* GOAL
The records below must be duplicated exactly, character for character.
= = = = = = =
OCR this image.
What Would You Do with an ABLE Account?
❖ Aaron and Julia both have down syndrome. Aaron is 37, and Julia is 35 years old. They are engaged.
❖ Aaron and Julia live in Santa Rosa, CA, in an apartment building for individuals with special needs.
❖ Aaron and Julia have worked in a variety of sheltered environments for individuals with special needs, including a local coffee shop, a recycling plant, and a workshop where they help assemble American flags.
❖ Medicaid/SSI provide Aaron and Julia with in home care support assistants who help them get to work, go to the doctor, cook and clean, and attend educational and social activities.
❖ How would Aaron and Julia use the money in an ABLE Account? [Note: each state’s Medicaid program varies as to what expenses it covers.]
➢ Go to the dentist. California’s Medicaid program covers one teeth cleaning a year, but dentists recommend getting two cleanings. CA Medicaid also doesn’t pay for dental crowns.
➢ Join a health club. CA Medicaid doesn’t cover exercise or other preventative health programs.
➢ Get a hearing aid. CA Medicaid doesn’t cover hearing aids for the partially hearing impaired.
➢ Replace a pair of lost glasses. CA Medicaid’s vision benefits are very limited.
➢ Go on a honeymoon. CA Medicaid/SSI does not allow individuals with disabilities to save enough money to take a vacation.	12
= = = = = = =
* WORKED SOLUTION
OCR this image.
What Would You Do with an ABLE Account?
❖ Aaron and Julia both have down syndrome. Aaron is 37, and Julia is 35 years old. They are engaged.
❖ Aaron and Julia live in Santa Rosa, CA, in an apartment building for individuals with special needs.
❖ Aaron and Julia have worked in a variety of sheltered environments for individuals with special needs, including a local coffee shop, a recycling plant, and a workshop where they help assemble American flags.
❖ Medicaid/SSI provide Aaron and Julia with in home care support assistants who help them get to work, go to the doctor, cook and clean, and attend educational and social activities.
❖ How would Aaron and Julia use the money in an ABLE Account? [Note: each state’s Medicaid program varies as to what expenses it covers.]
➢ Go to the dentist. California’s Medicaid program covers one teeth cleaning a year, but dentists recommend getting two cleanings. CA Medicaid also doesn’t pay for dental crowns.
➢ Join a health club. CA Medicaid doesn’t cover exercise or other preventative health programs.
➢ Get a hearing aid. CA Medicaid doesn’t cover hearing aids for the partially hearing impaired.
➢ Replace a pair of lost glasses. CA Medicaid’s vision benefits are very limited.
➢ Go on a honeymoon. CA Medicaid/SSI does not allow individuals with disabilities to save enough money to take a vacation.	12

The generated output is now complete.